▸ TASK PROMPT
Quote all lines below exactly. Images stay out.

[Begin]

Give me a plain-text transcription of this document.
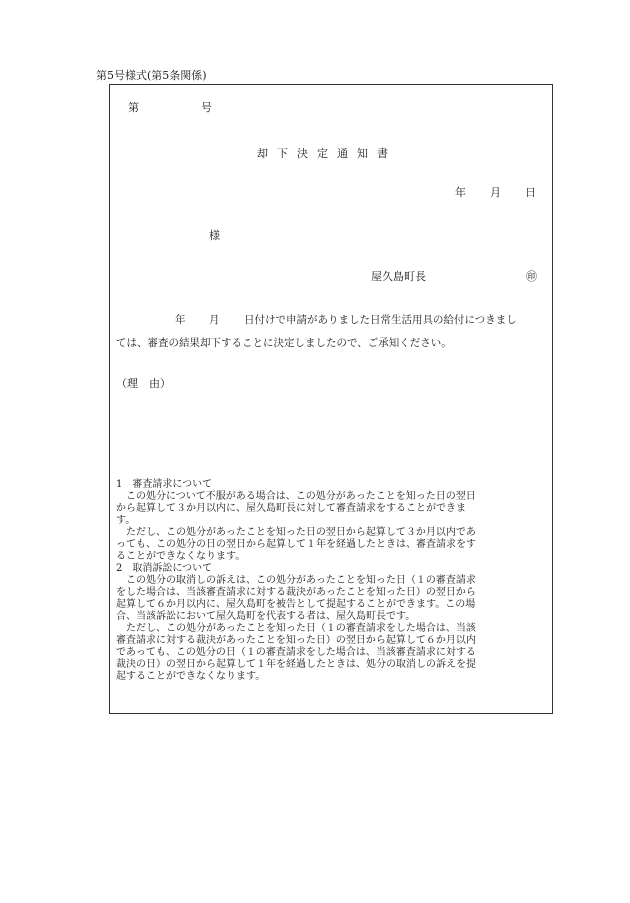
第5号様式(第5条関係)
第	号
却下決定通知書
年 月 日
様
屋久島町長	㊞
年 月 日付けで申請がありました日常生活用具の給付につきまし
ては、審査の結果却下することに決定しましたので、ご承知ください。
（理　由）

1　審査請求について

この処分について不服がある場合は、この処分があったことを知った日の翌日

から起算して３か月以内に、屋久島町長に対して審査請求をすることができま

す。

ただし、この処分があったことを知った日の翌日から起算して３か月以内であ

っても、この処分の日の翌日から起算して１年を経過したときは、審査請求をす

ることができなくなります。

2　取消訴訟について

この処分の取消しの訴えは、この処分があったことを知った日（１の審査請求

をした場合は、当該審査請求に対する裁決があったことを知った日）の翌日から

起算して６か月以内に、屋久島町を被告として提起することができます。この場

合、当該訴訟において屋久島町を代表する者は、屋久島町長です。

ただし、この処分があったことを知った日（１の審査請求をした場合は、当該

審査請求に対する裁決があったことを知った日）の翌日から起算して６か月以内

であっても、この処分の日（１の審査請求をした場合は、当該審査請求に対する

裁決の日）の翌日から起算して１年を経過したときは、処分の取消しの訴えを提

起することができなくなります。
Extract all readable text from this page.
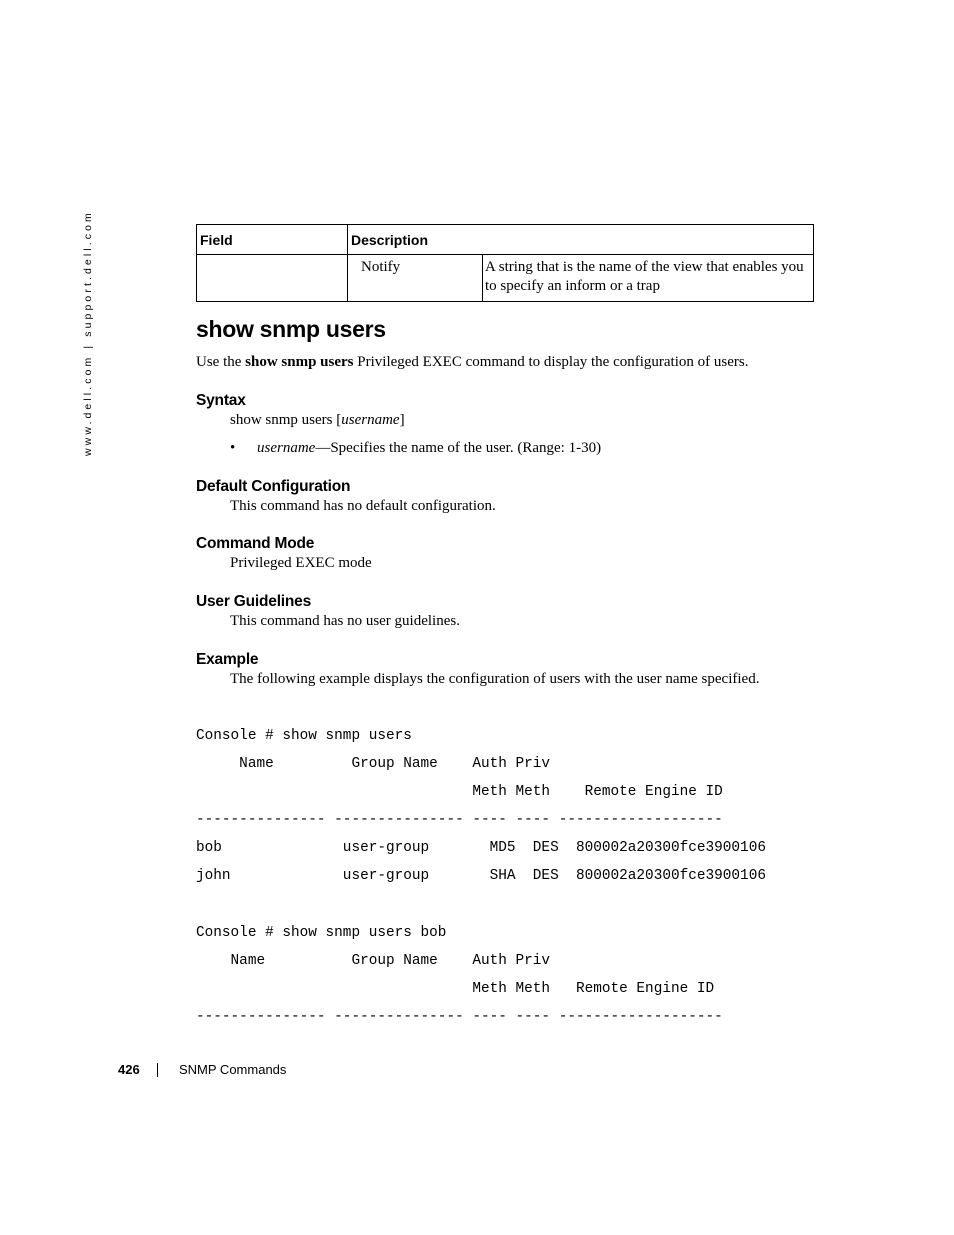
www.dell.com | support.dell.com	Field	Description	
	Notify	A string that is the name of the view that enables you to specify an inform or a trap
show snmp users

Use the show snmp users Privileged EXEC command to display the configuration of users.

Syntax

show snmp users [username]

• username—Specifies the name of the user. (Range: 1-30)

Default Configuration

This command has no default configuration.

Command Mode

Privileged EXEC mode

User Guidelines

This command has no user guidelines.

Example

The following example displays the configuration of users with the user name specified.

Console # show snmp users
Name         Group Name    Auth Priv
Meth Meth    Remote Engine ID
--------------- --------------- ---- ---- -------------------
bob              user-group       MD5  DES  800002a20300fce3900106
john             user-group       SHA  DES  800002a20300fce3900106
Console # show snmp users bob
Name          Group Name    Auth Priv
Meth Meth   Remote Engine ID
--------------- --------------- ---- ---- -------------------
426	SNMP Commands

[End]

▸ SOLUTION TO THE PROBLEM
Give me a plain-text transcription of this document.
第5号様式(第5条関係)
第	号
却下決定通知書
年 月 日
様
屋久島町長	㊞
年 月 日付けで申請がありました日常生活用具の給付につきまし
ては、審査の結果却下することに決定しましたので、ご承知ください。
（理　由）

1　審査請求について

この処分について不服がある場合は、この処分があったことを知った日の翌日

から起算して３か月以内に、屋久島町長に対して審査請求をすることができま

す。

ただし、この処分があったことを知った日の翌日から起算して３か月以内であ

っても、この処分の日の翌日から起算して１年を経過したときは、審査請求をす

ることができなくなります。

2　取消訴訟について

この処分の取消しの訴えは、この処分があったことを知った日（１の審査請求

をした場合は、当該審査請求に対する裁決があったことを知った日）の翌日から

起算して６か月以内に、屋久島町を被告として提起することができます。この場

合、当該訴訟において屋久島町を代表する者は、屋久島町長です。

ただし、この処分があったことを知った日（１の審査請求をした場合は、当該

審査請求に対する裁決があったことを知った日）の翌日から起算して６か月以内

であっても、この処分の日（１の審査請求をした場合は、当該審査請求に対する

裁決の日）の翌日から起算して１年を経過したときは、処分の取消しの訴えを提

起することができなくなります。
Extract all readable text from this page.
www.dell.com | support.dell.com	Field	Description	
	Notify	A string that is the name of the view that enables you to specify an inform or a trap
show snmp users

Use the show snmp users Privileged EXEC command to display the configuration of users.

Syntax

show snmp users [username]

• username—Specifies the name of the user. (Range: 1-30)

Default Configuration

This command has no default configuration.

Command Mode

Privileged EXEC mode

User Guidelines

This command has no user guidelines.

Example

The following example displays the configuration of users with the user name specified.

Console # show snmp users
Name         Group Name    Auth Priv
Meth Meth    Remote Engine ID
--------------- --------------- ---- ---- -------------------
bob              user-group       MD5  DES  800002a20300fce3900106
john             user-group       SHA  DES  800002a20300fce3900106
Console # show snmp users bob
Name          Group Name    Auth Priv
Meth Meth   Remote Engine ID
--------------- --------------- ---- ---- -------------------
426	SNMP Commands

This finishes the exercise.